> _Directions for this task_
Reproduce all of the data below without alteration; exclude every picture.

> _Dataset excerpts_
==============================

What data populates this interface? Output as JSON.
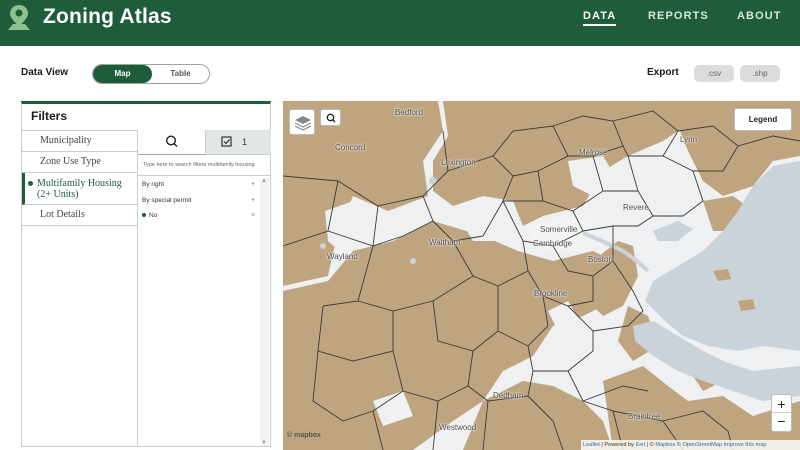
{
  "header": {
    "title": "Zoning Atlas",
    "nav": [
      {
        "label": "DATA",
        "active": true
      },
      {
        "label": "REPORTS",
        "active": false
      },
      {
        "label": "ABOUT",
        "active": false
      }
    ]
  },
  "toolbar": {
    "data_view_label": "Data View",
    "view_options": [
      "Map",
      "Table"
    ],
    "selected_view": "Map",
    "export_label": "Export",
    "export_options": [
      ".csv",
      ".shp"
    ]
  },
  "filters": {
    "title": "Filters",
    "categories": [
      {
        "label": "Municipality"
      },
      {
        "label": "Zone Use Type"
      },
      {
        "label_line1": "Multifamily Housing",
        "label_line2": "(2+ Units)",
        "selected": true
      },
      {
        "label": "Lot Details"
      }
    ],
    "selected_count": "1",
    "search_placeholder": "Type here to search filters multifamily housing",
    "options": [
      {
        "label": "By right",
        "mark": "+"
      },
      {
        "label": "By special permit",
        "mark": "+"
      },
      {
        "label": "No",
        "mark": "×",
        "selected": true
      }
    ]
  },
  "map": {
    "legend_button": "Legend",
    "zoom_in": "+",
    "zoom_out": "−",
    "logo_text": "© mapbox",
    "place_labels": [
      "Bedford",
      "Concord",
      "Lexington",
      "Lynn",
      "Melrose",
      "Revere",
      "Somerville",
      "Cambridge",
      "Boston",
      "Waltham",
      "Wayland",
      "Brookline",
      "Dedham",
      "Braintree",
      "Westwood"
    ],
    "attribution": {
      "leaflet": "Leaflet",
      "powered": " | Powered by ",
      "esri": "Esri",
      "sep": " | © ",
      "mapbox": "Mapbox",
      "osm": " © OpenStreetMap",
      "improve": " Improve this map"
    },
    "colors": {
      "zoned": "#bfa57f",
      "water": "#c9d3d9",
      "background": "#eef0f1",
      "boundary": "#3a3a3a"
    }
  },
  "colors": {
    "brand": "#1e5c3a"
  }
}
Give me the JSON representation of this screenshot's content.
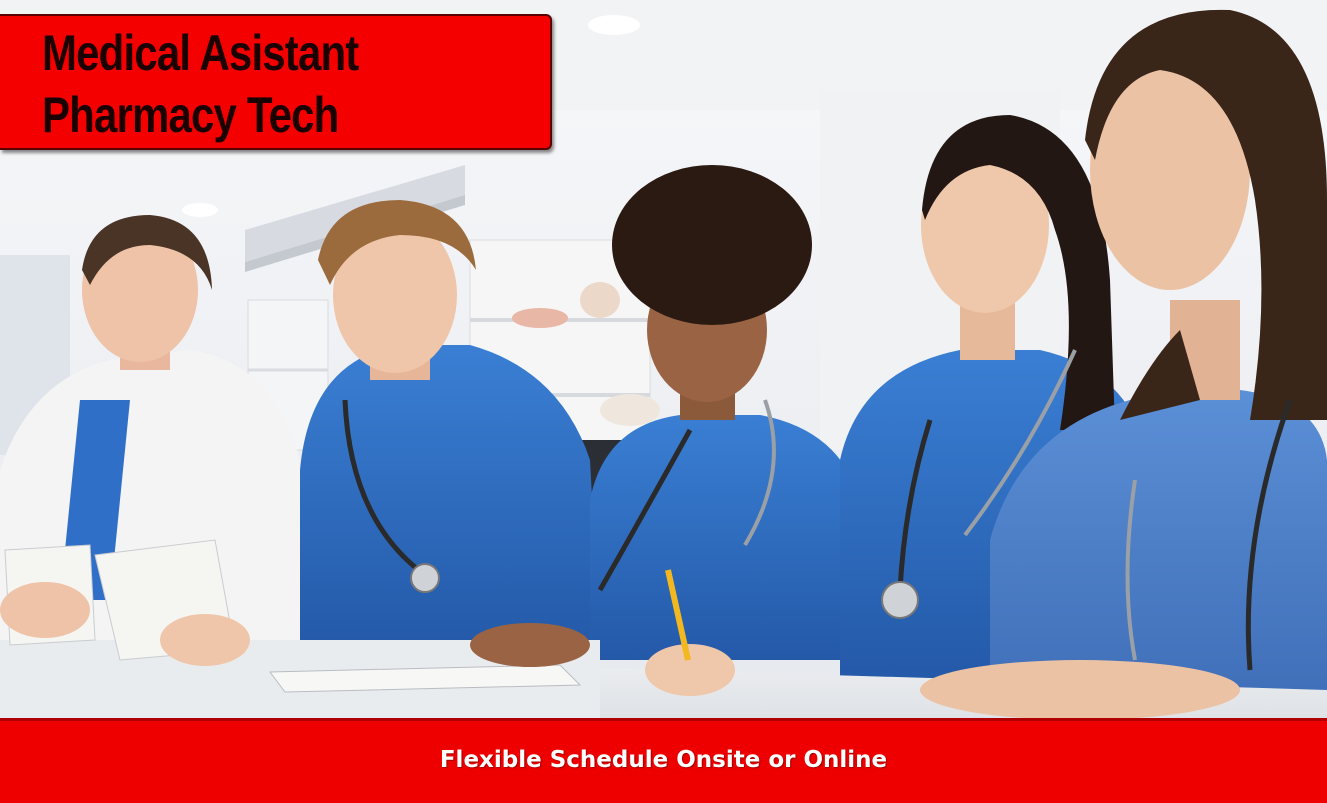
{
  "banner": {
    "title_lines": [
      "Medical Asistant",
      "Pharmacy Tech"
    ],
    "tagline": "Flexible Schedule Onsite or Online"
  },
  "colors": {
    "banner_red": "#f40000",
    "footer_red": "#ee0000",
    "scrub_blue": "#2f6fc8",
    "title_text": "#1a0000",
    "tagline_text": "#ffffff"
  }
}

==============================

> _Problem solution_
What data populates this interface? Output as JSON.
{
  "header": {
    "title": "Zoning Atlas",
    "nav": [
      {
        "label": "DATA",
        "active": true
      },
      {
        "label": "REPORTS",
        "active": false
      },
      {
        "label": "ABOUT",
        "active": false
      }
    ]
  },
  "toolbar": {
    "data_view_label": "Data View",
    "view_options": [
      "Map",
      "Table"
    ],
    "selected_view": "Map",
    "export_label": "Export",
    "export_options": [
      ".csv",
      ".shp"
    ]
  },
  "filters": {
    "title": "Filters",
    "categories": [
      {
        "label": "Municipality"
      },
      {
        "label": "Zone Use Type"
      },
      {
        "label_line1": "Multifamily Housing",
        "label_line2": "(2+ Units)",
        "selected": true
      },
      {
        "label": "Lot Details"
      }
    ],
    "selected_count": "1",
    "search_placeholder": "Type here to search filters multifamily housing",
    "options": [
      {
        "label": "By right",
        "mark": "+"
      },
      {
        "label": "By special permit",
        "mark": "+"
      },
      {
        "label": "No",
        "mark": "×",
        "selected": true
      }
    ]
  },
  "map": {
    "legend_button": "Legend",
    "zoom_in": "+",
    "zoom_out": "−",
    "logo_text": "© mapbox",
    "place_labels": [
      "Bedford",
      "Concord",
      "Lexington",
      "Lynn",
      "Melrose",
      "Revere",
      "Somerville",
      "Cambridge",
      "Boston",
      "Waltham",
      "Wayland",
      "Brookline",
      "Dedham",
      "Braintree",
      "Westwood"
    ],
    "attribution": {
      "leaflet": "Leaflet",
      "powered": " | Powered by ",
      "esri": "Esri",
      "sep": " | © ",
      "mapbox": "Mapbox",
      "osm": " © OpenStreetMap",
      "improve": " Improve this map"
    },
    "colors": {
      "zoned": "#bfa57f",
      "water": "#c9d3d9",
      "background": "#eef0f1",
      "boundary": "#3a3a3a"
    }
  },
  "colors": {
    "brand": "#1e5c3a"
  }
}
Give me the JSON representation of this screenshot's content.
{
  "banner": {
    "title_lines": [
      "Medical Asistant",
      "Pharmacy Tech"
    ],
    "tagline": "Flexible Schedule Onsite or Online"
  },
  "colors": {
    "banner_red": "#f40000",
    "footer_red": "#ee0000",
    "scrub_blue": "#2f6fc8",
    "title_text": "#1a0000",
    "tagline_text": "#ffffff"
  }
}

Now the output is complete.